Task description — In the essay on cursing and demonization, which peer-reviewed journal is celebrating its twentieth anniversary this year?

Source document —
What’s not new? Cursing and demonization of the ‘other’
In both the U.S. and in Israel we are gearing up for elections in November. It is hard to fathom how the future leaders of our two countries can allow themselves to speak with such abominable rhetoric against their opponents. I don’t have to go very far with examples. Just open up the newspapers. There are reports about the “vitriol” and threats such as “we’re going to hang you” and “I hope somebody puts a bullet in your head.” The U.S. is experiencing abusive language not only on the fringe but also in the mainstream population. Where are the mothers of yesteryear who could tell these various candidates to “wash their mouths with soap”?
Society is in the midst of demonization, or “othering”. In Israel, we are experiencing the same. I won’t dignify any of these candidates by repeating their words—we hear them daily. What they make clear is what they don’t stand for. Who cares if the most impoverished among Haredi Jewish children are denied their basic rights to read and learn mathematics. Let’s cast aside my principles (assuming I have some to begin with) just to make sure that they will vote for me. What these candidates represent is ephemeral. We do know whom they oppose. Bezalel Smotrich, the right-wing “lawmaker” calls the Arab political parties, “the most dangerous security threat” to Israel and wants to outlaw them. His identity consists of what he is not, and not of what he is. His self-definition is hatred and demonization of the other.
There is a burgeoning field of Hate Studies and an annual peer-reviewed journal, The Journal of Hate Studies, which is celebrating its twentieth anniversary this year. It studies what hate is, where it comes from, and how to combat it. It presents theory and research that deepens the understanding of the development and expression of hate. Our Torah portion of the week, the parasha Ki Tavo has two outstanding examples of texts which seem to promote hatred and demonization of the other.
I’ll start with the lengthy litany of curses with which God threatens His people if we/they don’t obey Him. Preceding these curses are blessings with which, if the people obey God, they will prosper. “The Lord will make you the head, not the tail; you will always be at the top and never at the bottom-if only you obey and faithfully observe the commandments of the Lord your God that I enjoin upon you this day, and do not deviate to the right or to the left from any of the commandments that I enjoin upon you this day and turn to the worship of other gods” (Deut 28: 13-14).
But if we do not obey God and faithfully observe all His commandments and laws we will be cursed. We will be like “others” to God and treated with vicious rhetoric and not mercy. The curses that follow are frightful, one worse than the other. They include: curses on all that is born to you (vs. 18); being utterly wiped out (vs. 20); pestilence (vs. 21); “consumption, fever, and inflammation, with scorching heat and drought, blight and mildew” (vs.22). “Your carcasses shall become food for all the birds of the sky and all the beasts of the earth, with none to frighten them off” (vs. 26). And to add insult to injury: “The LORD will strike you with the Egyptian inflammation, with hemorrhoids, boil-scars, and itch, from which you shall never recover” (vs. 27). And this continues for 40 more verses. Feel free to read them all of them and be horrified (Deut 28: 18-68). To me re-reading them is like re-living the holocaust.

Raw data —
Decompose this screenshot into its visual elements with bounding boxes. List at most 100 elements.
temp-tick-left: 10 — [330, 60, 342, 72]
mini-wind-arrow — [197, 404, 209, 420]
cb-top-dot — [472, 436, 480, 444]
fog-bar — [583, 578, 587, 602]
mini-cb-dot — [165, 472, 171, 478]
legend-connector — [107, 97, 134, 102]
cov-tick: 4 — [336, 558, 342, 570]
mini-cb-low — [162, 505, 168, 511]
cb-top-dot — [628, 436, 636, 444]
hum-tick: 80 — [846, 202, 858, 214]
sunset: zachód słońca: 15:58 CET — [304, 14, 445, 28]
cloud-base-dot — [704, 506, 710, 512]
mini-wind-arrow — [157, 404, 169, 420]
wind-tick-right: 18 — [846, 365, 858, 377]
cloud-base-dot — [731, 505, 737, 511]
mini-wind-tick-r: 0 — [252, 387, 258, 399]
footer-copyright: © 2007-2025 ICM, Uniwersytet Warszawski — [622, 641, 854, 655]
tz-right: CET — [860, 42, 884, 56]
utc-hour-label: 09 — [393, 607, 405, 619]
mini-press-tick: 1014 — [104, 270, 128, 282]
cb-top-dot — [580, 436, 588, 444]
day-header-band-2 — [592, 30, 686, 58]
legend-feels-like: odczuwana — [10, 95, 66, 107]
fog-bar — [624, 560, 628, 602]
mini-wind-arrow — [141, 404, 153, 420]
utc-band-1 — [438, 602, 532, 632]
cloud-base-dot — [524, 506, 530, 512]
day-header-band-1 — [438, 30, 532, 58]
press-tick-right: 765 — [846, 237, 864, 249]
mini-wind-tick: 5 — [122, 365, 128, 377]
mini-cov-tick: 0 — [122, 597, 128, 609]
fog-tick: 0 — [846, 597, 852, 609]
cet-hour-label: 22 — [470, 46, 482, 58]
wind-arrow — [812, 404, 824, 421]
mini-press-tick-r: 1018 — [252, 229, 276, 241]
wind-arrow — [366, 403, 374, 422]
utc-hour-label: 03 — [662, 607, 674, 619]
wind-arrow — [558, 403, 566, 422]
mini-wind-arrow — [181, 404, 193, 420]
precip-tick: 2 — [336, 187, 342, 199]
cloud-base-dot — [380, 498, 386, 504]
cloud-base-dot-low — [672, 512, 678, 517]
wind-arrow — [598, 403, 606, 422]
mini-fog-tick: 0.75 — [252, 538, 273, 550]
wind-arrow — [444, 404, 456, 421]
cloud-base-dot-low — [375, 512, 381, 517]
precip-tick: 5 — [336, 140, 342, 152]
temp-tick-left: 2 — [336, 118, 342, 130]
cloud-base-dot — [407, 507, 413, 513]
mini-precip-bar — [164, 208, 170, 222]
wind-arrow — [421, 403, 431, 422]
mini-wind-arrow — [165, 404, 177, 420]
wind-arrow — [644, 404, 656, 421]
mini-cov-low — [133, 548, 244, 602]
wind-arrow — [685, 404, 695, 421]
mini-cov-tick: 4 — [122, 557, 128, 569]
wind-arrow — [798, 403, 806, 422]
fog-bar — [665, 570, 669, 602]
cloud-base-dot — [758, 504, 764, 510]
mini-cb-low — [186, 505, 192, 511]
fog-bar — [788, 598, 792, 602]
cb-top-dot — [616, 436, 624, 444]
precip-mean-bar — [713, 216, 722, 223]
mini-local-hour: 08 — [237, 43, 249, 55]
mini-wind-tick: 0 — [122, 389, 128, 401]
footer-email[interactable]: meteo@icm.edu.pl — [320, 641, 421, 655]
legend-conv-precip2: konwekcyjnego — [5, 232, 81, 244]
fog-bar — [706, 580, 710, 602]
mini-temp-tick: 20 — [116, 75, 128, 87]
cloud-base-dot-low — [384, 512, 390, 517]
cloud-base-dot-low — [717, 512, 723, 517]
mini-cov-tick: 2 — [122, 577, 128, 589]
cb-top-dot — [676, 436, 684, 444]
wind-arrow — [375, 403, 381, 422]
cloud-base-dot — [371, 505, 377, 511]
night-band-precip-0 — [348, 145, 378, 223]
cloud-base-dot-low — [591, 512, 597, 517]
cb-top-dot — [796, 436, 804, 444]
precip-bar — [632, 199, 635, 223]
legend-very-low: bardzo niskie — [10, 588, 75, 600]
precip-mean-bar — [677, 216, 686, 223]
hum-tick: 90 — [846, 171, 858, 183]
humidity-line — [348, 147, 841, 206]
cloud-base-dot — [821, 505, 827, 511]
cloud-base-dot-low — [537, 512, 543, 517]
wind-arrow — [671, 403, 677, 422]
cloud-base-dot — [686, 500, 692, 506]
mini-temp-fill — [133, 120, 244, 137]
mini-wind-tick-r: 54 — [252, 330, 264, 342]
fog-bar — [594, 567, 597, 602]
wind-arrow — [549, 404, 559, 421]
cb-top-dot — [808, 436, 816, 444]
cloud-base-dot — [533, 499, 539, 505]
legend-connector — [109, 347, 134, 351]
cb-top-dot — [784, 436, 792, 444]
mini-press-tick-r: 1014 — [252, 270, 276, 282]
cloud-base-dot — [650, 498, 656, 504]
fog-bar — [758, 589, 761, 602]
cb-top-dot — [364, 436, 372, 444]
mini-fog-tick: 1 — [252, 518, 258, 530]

The solution — The Journal of Hate Studies.